[Data records]
════════════════════

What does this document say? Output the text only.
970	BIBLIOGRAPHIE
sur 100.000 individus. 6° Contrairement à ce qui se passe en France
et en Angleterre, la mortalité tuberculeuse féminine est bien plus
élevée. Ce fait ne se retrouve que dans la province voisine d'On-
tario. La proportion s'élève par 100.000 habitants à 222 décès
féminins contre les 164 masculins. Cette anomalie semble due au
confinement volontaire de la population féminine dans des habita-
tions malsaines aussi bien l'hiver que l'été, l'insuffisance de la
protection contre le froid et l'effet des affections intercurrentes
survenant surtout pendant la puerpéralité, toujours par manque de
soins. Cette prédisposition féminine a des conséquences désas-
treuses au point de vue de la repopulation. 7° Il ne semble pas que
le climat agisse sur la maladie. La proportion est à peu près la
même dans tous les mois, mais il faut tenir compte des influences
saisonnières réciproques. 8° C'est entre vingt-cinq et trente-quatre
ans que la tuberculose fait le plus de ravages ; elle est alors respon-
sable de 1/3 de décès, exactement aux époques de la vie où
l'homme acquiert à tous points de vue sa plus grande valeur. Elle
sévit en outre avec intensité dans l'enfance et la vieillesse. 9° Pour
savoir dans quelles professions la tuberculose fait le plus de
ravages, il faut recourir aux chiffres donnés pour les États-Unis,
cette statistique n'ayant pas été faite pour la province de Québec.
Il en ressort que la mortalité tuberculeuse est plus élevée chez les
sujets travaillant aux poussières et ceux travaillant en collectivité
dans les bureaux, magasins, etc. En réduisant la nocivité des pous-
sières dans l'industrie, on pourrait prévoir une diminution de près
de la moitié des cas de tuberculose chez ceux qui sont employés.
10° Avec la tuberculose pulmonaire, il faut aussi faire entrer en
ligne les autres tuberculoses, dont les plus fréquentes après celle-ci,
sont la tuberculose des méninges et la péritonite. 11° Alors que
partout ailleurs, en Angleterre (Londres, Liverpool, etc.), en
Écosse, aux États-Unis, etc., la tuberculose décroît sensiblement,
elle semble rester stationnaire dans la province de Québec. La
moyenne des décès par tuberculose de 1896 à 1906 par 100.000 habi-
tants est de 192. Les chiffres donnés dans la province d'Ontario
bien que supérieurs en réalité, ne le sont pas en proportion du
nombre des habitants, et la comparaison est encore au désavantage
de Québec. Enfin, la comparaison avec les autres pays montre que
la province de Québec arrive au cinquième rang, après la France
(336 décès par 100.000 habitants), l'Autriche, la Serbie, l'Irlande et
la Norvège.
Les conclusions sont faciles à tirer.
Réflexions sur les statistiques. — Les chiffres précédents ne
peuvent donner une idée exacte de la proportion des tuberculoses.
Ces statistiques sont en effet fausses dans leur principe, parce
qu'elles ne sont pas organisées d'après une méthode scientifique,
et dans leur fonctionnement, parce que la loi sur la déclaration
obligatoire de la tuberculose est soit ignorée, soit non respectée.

════════════════════

◆ **The exercise**
Find the word "province" in the data and show each line that holds it.

◆ **Output for this task**
élevée. Ce fait ne se retrouve que dans la province voisine d'On-
cette statistique n'ayant pas été faite pour la province de Québec.
elle semble rester stationnaire dans la province de Québec. La
tants est de 192. Les chiffres donnés dans la province d'Ontario
la province de Québec arrive au cinquième rang, après la France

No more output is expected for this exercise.